# Set exercise
Scan the entries below and count the lines holding the string "Piece". Supply only the number.

----------------

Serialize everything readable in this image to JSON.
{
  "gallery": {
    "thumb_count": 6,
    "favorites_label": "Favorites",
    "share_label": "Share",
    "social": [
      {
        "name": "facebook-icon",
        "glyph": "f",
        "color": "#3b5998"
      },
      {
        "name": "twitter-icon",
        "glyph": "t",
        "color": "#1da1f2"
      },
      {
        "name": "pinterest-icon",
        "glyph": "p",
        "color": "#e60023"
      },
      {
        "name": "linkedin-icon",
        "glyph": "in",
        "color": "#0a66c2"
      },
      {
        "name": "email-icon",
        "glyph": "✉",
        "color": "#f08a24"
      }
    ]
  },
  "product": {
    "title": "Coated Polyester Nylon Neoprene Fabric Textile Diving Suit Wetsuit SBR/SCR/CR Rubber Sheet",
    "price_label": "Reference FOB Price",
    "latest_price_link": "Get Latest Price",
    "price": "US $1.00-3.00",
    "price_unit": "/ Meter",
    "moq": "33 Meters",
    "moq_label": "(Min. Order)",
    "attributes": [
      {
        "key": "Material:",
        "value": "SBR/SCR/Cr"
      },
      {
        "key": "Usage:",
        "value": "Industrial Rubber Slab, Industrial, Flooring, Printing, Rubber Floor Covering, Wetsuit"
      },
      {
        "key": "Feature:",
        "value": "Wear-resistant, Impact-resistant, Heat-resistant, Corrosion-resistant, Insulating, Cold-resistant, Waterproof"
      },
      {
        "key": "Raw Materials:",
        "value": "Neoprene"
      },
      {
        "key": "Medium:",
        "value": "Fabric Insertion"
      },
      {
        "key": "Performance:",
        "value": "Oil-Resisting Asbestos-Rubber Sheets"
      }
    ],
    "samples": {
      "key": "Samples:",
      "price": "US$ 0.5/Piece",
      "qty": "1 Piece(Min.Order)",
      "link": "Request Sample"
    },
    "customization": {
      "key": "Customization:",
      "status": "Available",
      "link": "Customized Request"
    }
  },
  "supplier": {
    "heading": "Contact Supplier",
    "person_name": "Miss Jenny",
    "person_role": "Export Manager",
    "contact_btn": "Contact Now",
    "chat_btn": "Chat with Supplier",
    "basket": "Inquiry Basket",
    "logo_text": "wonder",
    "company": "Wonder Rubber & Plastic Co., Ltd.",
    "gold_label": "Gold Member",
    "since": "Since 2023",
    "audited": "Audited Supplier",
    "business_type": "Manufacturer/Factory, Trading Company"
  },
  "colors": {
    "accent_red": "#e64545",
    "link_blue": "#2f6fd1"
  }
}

----------------

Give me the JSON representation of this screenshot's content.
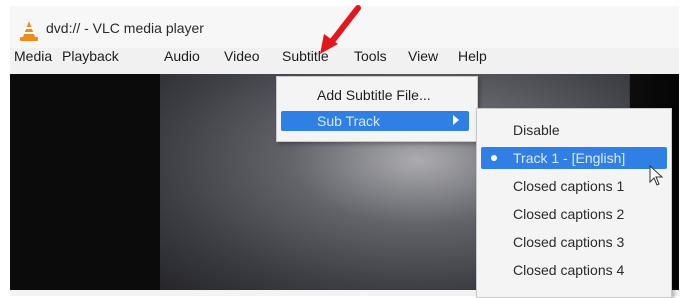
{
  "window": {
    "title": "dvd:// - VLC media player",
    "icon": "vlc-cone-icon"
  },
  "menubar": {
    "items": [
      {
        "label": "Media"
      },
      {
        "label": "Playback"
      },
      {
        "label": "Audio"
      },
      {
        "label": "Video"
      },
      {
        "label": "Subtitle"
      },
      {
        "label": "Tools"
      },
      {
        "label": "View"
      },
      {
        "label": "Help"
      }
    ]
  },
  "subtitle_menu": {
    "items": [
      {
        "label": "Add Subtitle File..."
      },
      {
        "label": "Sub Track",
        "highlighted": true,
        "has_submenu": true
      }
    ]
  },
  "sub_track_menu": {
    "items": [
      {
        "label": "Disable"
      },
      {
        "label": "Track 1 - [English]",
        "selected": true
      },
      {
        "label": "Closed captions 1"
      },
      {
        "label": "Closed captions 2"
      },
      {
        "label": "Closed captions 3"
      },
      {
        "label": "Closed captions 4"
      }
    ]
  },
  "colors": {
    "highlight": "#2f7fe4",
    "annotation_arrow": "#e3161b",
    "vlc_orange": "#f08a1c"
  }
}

----------------

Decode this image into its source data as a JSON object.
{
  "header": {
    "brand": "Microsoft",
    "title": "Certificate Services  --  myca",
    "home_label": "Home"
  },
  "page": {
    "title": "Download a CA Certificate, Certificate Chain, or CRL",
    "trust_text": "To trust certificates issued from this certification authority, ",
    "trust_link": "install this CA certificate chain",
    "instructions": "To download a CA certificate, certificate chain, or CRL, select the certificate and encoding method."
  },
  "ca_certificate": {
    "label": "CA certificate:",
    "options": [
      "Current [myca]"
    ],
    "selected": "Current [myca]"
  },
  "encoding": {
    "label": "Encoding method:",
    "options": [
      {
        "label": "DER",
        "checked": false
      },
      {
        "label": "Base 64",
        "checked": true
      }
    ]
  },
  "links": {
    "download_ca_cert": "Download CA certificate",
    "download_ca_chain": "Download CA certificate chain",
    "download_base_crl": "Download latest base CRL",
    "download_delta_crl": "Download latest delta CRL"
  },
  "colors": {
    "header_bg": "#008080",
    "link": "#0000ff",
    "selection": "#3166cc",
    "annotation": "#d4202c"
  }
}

----------------

# Complete answer
2